• **What you should do**
Scan the listing below. Report each line that includes "桃花漫霞".

## begin Data supplied

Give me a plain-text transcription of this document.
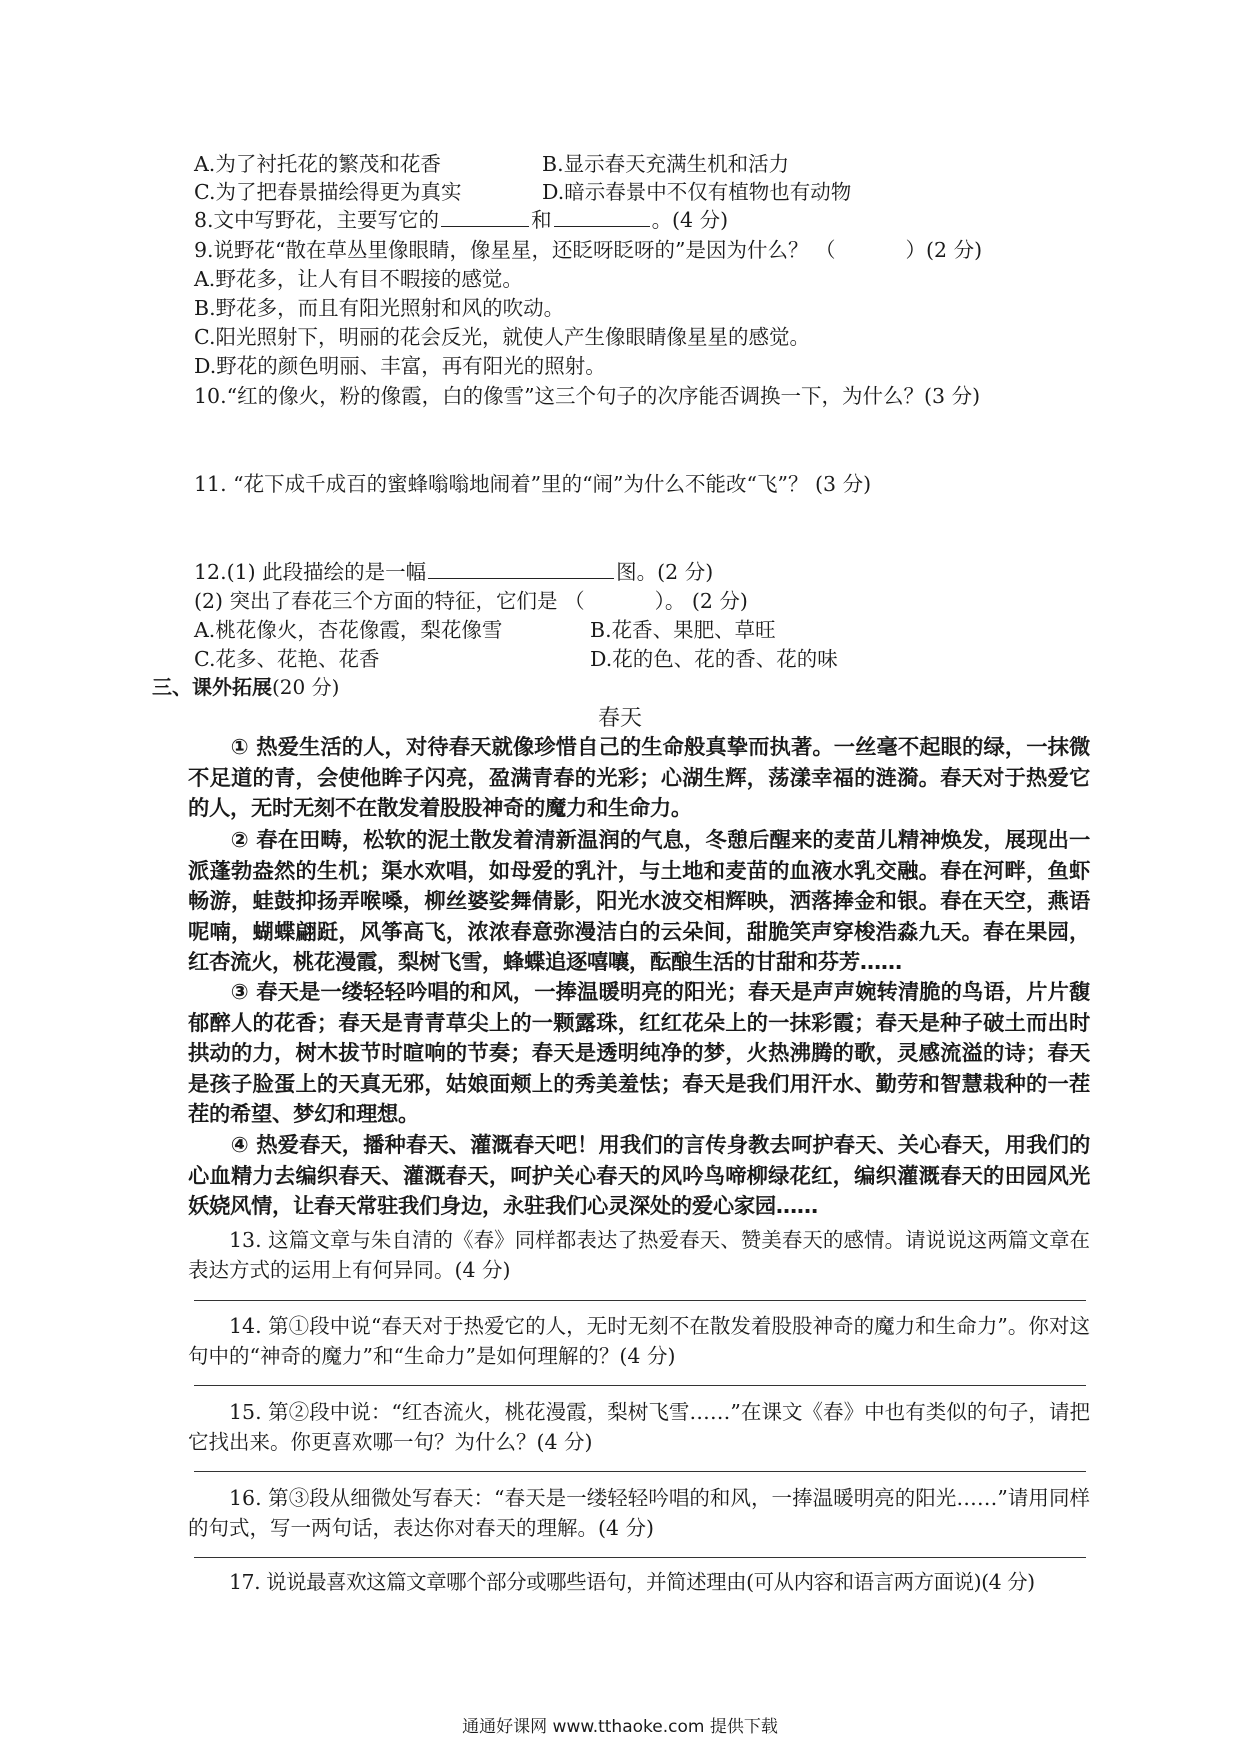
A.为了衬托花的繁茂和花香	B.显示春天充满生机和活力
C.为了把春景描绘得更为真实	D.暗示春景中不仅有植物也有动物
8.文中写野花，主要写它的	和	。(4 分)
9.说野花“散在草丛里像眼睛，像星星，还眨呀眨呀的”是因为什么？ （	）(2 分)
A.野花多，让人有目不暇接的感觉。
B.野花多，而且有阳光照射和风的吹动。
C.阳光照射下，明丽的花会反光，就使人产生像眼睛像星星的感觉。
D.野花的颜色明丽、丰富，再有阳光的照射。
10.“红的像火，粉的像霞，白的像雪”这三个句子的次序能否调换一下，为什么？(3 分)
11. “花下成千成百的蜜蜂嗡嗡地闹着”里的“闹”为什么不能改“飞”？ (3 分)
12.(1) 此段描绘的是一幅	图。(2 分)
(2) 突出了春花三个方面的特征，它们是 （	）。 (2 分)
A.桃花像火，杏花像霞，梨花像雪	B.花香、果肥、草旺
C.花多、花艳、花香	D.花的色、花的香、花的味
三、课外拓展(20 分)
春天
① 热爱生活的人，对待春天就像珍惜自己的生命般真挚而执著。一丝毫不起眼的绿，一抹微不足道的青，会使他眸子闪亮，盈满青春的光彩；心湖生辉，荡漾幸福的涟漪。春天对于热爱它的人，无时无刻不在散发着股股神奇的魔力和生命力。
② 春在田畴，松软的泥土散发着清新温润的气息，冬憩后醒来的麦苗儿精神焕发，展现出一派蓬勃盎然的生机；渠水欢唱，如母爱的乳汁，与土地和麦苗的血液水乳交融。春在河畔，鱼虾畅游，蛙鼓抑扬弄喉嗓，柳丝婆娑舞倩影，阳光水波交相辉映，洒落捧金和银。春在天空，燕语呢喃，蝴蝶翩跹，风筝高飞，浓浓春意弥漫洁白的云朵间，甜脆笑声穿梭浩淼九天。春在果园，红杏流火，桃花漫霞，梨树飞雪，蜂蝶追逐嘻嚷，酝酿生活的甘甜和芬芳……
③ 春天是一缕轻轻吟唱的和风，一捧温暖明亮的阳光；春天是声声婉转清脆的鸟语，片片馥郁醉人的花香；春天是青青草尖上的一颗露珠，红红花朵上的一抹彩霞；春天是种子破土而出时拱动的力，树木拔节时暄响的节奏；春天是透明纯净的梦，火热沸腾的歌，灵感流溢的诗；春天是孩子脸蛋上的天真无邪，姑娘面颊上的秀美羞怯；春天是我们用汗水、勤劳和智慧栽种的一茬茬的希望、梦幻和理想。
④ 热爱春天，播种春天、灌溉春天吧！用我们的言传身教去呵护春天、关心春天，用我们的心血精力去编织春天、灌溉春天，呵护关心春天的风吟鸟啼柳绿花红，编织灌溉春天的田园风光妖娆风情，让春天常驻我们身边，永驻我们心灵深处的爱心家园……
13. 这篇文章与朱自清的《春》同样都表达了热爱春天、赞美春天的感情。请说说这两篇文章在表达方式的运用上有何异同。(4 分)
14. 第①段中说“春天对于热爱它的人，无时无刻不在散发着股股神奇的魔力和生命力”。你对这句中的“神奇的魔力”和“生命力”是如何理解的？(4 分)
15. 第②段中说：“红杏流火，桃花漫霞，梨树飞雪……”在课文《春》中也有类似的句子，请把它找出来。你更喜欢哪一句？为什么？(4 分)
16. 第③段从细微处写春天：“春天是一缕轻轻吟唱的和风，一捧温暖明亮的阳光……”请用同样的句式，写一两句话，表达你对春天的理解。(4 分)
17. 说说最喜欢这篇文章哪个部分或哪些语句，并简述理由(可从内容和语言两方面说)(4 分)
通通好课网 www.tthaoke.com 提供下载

## end Data supplied

• **Response to this exercise**
② 春在田畴，松软的泥土散发着清新温润的气息，冬憩后醒来的麦苗儿精神焕发，展现出一派蓬勃盎然的生机；渠水欢唱，如母爱的乳汁，与土地和麦苗的血液水乳交融。春在河畔，鱼虾畅游，蛙鼓抑扬弄喉嗓，柳丝婆娑舞倩影，阳光水波交相辉映，洒落捧金和银。春在天空，燕语呢喃，蝴蝶翩跹，风筝高飞，浓浓春意弥漫洁白的云朵间，甜脆笑声穿梭浩淼九天。春在果园，红杏流火，桃花漫霞，梨树飞雪，蜂蝶追逐嘻嚷，酝酿生活的甘甜和芬芳……
15. 第②段中说：“红杏流火，桃花漫霞，梨树飞雪……”在课文《春》中也有类似的句子，请把它找出来。你更喜欢哪一句？为什么？(4 分)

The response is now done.